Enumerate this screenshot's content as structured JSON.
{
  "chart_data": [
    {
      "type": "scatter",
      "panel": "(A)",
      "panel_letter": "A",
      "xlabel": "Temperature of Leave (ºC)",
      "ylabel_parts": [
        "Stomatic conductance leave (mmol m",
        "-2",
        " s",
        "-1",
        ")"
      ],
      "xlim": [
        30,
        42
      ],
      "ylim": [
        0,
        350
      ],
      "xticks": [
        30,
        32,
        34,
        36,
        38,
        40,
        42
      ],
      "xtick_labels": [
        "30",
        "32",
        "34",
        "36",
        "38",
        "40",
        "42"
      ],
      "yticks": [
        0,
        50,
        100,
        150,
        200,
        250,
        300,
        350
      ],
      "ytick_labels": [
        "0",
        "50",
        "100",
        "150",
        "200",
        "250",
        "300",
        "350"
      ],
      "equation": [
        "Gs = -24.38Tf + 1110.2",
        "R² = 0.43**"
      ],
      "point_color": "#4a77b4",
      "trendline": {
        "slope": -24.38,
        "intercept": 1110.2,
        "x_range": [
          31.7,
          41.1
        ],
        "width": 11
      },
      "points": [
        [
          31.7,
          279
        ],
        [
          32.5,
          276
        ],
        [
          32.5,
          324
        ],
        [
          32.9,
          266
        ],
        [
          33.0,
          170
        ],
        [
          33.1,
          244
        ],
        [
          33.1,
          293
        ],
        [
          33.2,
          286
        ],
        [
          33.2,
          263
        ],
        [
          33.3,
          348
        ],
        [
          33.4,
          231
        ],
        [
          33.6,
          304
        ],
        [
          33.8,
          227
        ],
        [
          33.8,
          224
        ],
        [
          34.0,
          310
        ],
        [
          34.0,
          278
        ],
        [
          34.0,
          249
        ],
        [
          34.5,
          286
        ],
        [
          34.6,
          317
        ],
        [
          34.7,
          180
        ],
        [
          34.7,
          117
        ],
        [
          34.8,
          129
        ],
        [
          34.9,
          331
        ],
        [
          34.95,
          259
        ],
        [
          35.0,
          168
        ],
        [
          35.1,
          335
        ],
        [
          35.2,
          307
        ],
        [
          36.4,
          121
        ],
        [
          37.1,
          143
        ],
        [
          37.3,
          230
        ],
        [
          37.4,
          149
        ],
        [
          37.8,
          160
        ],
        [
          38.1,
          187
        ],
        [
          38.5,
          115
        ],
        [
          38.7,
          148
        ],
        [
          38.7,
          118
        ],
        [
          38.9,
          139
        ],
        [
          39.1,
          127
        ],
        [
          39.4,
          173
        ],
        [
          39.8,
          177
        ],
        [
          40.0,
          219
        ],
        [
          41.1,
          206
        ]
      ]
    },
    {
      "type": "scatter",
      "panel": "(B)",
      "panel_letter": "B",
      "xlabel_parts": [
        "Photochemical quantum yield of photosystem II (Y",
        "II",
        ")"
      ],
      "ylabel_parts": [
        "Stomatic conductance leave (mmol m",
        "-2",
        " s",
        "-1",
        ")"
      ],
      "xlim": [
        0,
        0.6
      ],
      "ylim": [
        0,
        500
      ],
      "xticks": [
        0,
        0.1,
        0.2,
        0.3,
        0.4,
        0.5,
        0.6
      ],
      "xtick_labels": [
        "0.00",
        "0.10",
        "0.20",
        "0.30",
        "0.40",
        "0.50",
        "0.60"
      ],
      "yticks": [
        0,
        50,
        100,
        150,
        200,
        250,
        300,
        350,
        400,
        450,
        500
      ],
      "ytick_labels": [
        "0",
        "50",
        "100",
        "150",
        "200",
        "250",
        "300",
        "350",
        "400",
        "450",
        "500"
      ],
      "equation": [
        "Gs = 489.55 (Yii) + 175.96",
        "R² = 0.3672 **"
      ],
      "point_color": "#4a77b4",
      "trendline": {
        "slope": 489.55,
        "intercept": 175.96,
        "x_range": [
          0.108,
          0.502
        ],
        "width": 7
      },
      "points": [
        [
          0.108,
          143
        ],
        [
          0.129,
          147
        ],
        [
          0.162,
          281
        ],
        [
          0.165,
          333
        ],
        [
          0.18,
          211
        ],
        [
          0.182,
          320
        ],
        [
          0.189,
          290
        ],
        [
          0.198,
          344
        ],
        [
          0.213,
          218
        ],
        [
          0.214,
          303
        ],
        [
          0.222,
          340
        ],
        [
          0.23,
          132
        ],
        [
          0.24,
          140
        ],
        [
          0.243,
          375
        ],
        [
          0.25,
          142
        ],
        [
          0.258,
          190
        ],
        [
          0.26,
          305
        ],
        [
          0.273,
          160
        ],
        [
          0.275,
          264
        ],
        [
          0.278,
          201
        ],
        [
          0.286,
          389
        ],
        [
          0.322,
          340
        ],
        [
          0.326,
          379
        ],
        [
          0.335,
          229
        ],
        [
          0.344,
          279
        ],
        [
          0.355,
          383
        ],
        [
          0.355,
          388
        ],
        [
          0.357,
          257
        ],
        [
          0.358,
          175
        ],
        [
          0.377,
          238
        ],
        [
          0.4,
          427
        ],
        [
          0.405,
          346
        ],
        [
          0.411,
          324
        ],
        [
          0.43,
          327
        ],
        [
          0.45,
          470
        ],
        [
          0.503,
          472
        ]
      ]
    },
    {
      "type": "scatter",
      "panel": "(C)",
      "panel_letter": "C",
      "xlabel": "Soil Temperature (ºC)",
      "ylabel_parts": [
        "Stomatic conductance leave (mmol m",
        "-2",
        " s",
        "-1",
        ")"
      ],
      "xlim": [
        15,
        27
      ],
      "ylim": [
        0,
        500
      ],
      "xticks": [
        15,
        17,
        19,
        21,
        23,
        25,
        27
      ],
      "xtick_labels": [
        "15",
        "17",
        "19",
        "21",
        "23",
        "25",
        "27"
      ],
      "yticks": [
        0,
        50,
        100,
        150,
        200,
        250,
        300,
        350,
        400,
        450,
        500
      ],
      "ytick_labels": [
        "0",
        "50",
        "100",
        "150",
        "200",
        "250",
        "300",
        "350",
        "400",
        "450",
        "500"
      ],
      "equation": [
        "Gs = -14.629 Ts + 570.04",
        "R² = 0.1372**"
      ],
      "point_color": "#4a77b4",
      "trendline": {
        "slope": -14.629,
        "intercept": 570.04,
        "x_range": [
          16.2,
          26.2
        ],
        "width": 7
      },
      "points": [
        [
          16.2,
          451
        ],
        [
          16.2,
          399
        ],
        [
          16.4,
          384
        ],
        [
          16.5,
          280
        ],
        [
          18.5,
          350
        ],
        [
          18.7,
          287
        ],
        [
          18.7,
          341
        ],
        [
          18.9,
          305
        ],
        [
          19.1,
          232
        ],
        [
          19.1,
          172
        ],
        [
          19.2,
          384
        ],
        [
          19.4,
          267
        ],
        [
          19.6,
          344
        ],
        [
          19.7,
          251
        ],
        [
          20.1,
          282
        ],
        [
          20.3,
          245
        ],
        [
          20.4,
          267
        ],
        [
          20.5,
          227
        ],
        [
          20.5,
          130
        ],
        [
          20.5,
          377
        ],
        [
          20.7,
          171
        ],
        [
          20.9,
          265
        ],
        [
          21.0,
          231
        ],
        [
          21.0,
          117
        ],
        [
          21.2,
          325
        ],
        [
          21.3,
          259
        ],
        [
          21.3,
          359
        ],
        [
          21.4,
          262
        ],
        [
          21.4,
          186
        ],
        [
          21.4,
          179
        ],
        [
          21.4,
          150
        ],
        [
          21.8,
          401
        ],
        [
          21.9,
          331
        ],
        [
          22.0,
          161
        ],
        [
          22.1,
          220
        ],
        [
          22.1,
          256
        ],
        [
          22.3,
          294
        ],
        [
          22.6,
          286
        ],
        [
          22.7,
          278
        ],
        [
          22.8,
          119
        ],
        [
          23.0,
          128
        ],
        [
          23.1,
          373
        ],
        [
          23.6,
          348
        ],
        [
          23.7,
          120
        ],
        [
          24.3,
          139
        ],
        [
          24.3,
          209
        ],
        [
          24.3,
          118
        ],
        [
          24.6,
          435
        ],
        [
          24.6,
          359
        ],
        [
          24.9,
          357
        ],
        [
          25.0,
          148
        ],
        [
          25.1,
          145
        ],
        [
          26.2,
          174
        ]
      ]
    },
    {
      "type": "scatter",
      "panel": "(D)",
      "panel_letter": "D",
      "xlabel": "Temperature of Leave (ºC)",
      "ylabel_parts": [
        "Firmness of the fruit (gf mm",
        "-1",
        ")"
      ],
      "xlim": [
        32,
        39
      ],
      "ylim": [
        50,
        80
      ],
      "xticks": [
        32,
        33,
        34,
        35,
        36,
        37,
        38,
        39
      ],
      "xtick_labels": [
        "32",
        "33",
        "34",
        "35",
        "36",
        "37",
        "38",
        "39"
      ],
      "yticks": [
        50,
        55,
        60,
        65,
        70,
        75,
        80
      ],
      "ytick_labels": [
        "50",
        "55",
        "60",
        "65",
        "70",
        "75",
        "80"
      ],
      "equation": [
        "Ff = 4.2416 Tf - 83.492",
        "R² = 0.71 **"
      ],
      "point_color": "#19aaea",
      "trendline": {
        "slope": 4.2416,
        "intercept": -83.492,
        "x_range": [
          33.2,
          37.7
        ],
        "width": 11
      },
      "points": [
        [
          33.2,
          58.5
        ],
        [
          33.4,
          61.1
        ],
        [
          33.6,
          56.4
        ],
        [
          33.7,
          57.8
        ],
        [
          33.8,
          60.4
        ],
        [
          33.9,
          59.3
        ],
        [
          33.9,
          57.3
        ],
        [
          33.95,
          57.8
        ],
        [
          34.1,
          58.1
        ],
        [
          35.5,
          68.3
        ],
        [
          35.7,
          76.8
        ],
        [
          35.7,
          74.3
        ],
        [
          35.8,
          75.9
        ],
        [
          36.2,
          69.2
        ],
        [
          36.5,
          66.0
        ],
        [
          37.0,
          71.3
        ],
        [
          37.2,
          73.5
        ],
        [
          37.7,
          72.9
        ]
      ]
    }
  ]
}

_ _ _ _ _

■ Aim of the exercise
Select the lines from the entries that include the word "intercept".

■ Result of the exercise
        "intercept": 1110.2,
        "intercept": 175.96,
        "intercept": 570.04,
        "intercept": -83.492,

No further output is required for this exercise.